### The problem
Show every line in the entries below where the word "Erosion" appears.

### Working data
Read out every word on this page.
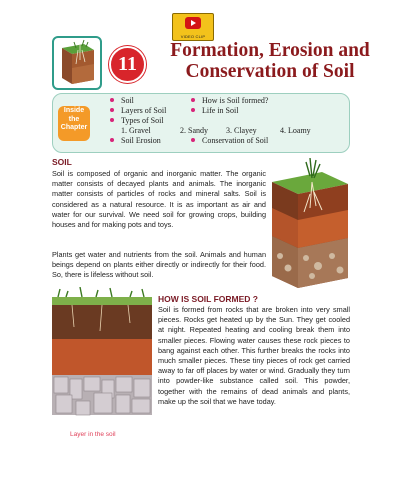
VIDEO CLIP
11
Formation, Erosion and
Conservation of Soil
Inside
the
Chapter
Soil
Layers of Soil
Types of Soil
How is Soil formed?
Life in Soil
1. Gravel	2. Sandy 3. Clayey	4. Loamy
Soil Erosion	Conservation of Soil
SOIL
Soil is composed of organic and inorganic matter. The organic matter consists of decayed plants and animals. The inorganic matter consists of particles of rocks and mineral salts. Soil is considered as a natural resource. It is as important as air and water for our survival. We need soil for growing crops, building houses and for making pots and toys.
Plants get water and nutrients from the soil. Animals and human beings depend on plants either directly or indirectly for their food. So, there is lifeless without soil.
HOW IS SOIL FORMED ?
Soil is formed from rocks that are broken into very small pieces. Rocks get heated up by the Sun. They get cooled at night. Repeated heating and cooling break them into smaller pieces. Flowing water causes these rock pieces to bang against each other. This further breaks the rocks into much smaller pieces. These tiny pieces of rock get carried away to far off places by water or wind. Gradually they turn into powder-like substance called soil. This powder, together with the remains of dead animals and plants, make up the soil that we have today.
Layer in the soil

### Expected output
Formation, Erosion and
Soil Erosion	Conservation of Soil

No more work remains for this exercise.